## [Short problem]
Reproduce the listing below character for character; drop every image.

## [Stored rows]
'''

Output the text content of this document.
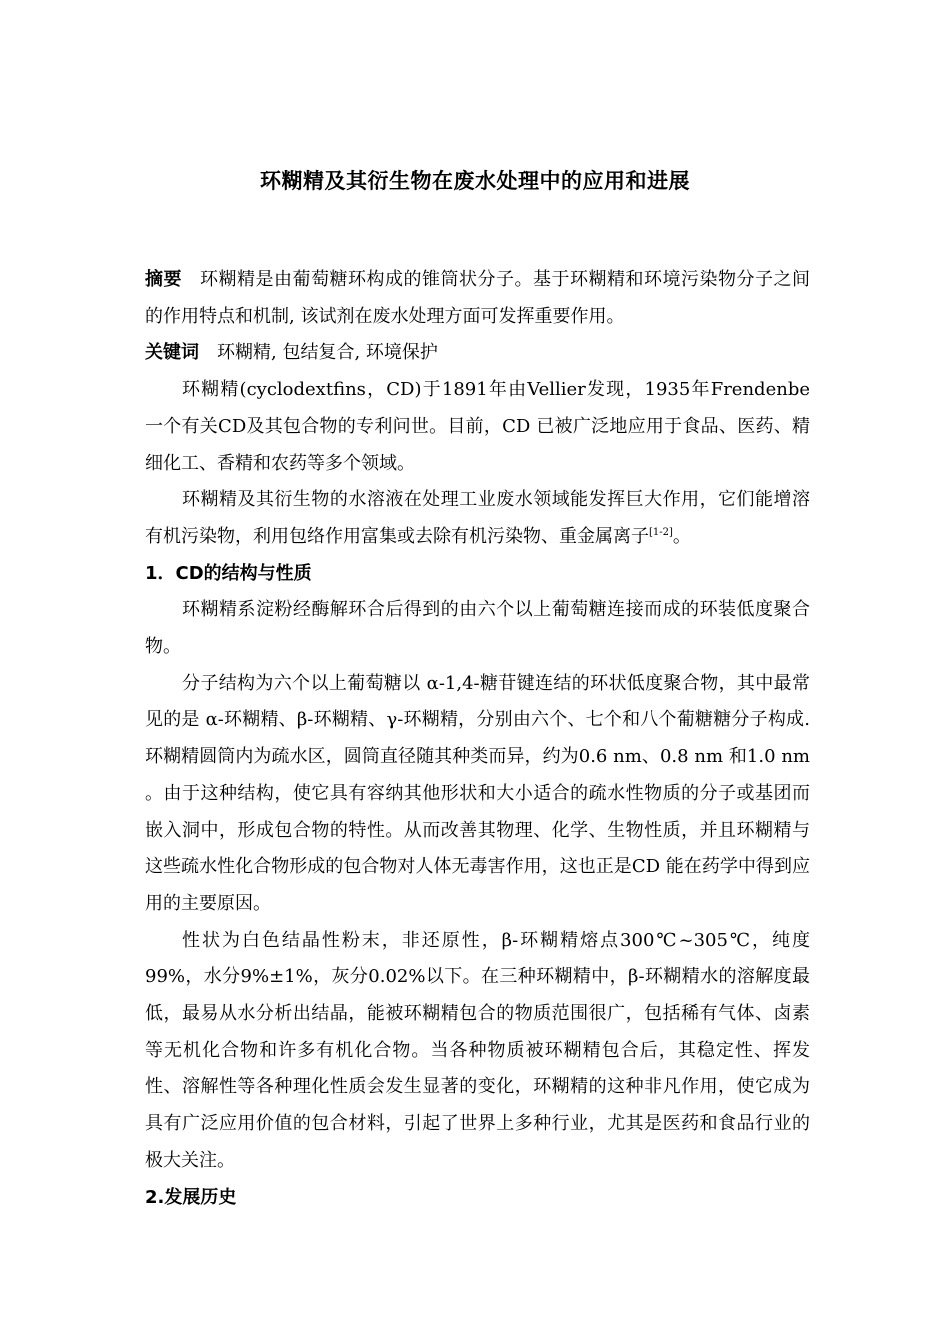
环糊精及其衍生物在废水处理中的应用和进展

摘要 环糊精是由葡萄糖环构成的锥筒状分子。基于环糊精和环境污染物分子之间的作用特点和机制, 该试剂在废水处理方面可发挥重要作用。

关键词 环糊精, 包结复合, 环境保护

环糊精(cyclodextfins，CD)于1891年由Vellier发现，1935年Frendenbe 一个有关CD及其包合物的专利问世。目前，CD 已被广泛地应用于食品、医药、精细化工、香精和农药等多个领域。

环糊精及其衍生物的水溶液在处理工业废水领域能发挥巨大作用，它们能增溶有机污染物，利用包络作用富集或去除有机污染物、重金属离子[1-2]。

1．CD的结构与性质

环糊精系淀粉经酶解环合后得到的由六个以上葡萄糖连接而成的环装低度聚合物。

分子结构为六个以上葡萄糖以 α-1,4-糖苷键连结的环状低度聚合物，其中最常见的是 α-环糊精、β-环糊精、γ-环糊精，分别由六个、七个和八个葡糖糖分子构成.环糊精圆筒内为疏水区，圆筒直径随其种类而异，约为0.6 nm、0.8 nm 和1.0 nm 。由于这种结构，使它具有容纳其他形状和大小适合的疏水性物质的分子或基团而嵌入洞中，形成包合物的特性。从而改善其物理、化学、生物性质，并且环糊精与这些疏水性化合物形成的包合物对人体无毒害作用，这也正是CD 能在药学中得到应用的主要原因。

性状为白色结晶性粉末，非还原性，β-环糊精熔点300℃~305℃，纯度99%，水分9%±1%，灰分0.02%以下。在三种环糊精中，β-环糊精水的溶解度最低，最易从水分析出结晶，能被环糊精包合的物质范围很广，包括稀有气体、卤素等无机化合物和许多有机化合物。当各种物质被环糊精包合后，其稳定性、挥发性、溶解性等各种理化性质会发生显著的变化，环糊精的这种非凡作用，使它成为具有广泛应用价值的包合材料，引起了世界上多种行业，尤其是医药和食品行业的极大关注。

2.发展历史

'''

## [Written response]
Output the text content of this document.
环糊精及其衍生物在废水处理中的应用和进展

摘要 环糊精是由葡萄糖环构成的锥筒状分子。基于环糊精和环境污染物分子之间的作用特点和机制, 该试剂在废水处理方面可发挥重要作用。

关键词 环糊精, 包结复合, 环境保护

环糊精(cyclodextfins，CD)于1891年由Vellier发现，1935年Frendenbe 一个有关CD及其包合物的专利问世。目前，CD 已被广泛地应用于食品、医药、精细化工、香精和农药等多个领域。

环糊精及其衍生物的水溶液在处理工业废水领域能发挥巨大作用，它们能增溶有机污染物，利用包络作用富集或去除有机污染物、重金属离子[1-2]。

1．CD的结构与性质

环糊精系淀粉经酶解环合后得到的由六个以上葡萄糖连接而成的环装低度聚合物。

分子结构为六个以上葡萄糖以 α-1,4-糖苷键连结的环状低度聚合物，其中最常见的是 α-环糊精、β-环糊精、γ-环糊精，分别由六个、七个和八个葡糖糖分子构成.环糊精圆筒内为疏水区，圆筒直径随其种类而异，约为0.6 nm、0.8 nm 和1.0 nm 。由于这种结构，使它具有容纳其他形状和大小适合的疏水性物质的分子或基团而嵌入洞中，形成包合物的特性。从而改善其物理、化学、生物性质，并且环糊精与这些疏水性化合物形成的包合物对人体无毒害作用，这也正是CD 能在药学中得到应用的主要原因。

性状为白色结晶性粉末，非还原性，β-环糊精熔点300℃~305℃，纯度99%，水分9%±1%，灰分0.02%以下。在三种环糊精中，β-环糊精水的溶解度最低，最易从水分析出结晶，能被环糊精包合的物质范围很广，包括稀有气体、卤素等无机化合物和许多有机化合物。当各种物质被环糊精包合后，其稳定性、挥发性、溶解性等各种理化性质会发生显著的变化，环糊精的这种非凡作用，使它成为具有广泛应用价值的包合材料，引起了世界上多种行业，尤其是医药和食品行业的极大关注。

2.发展历史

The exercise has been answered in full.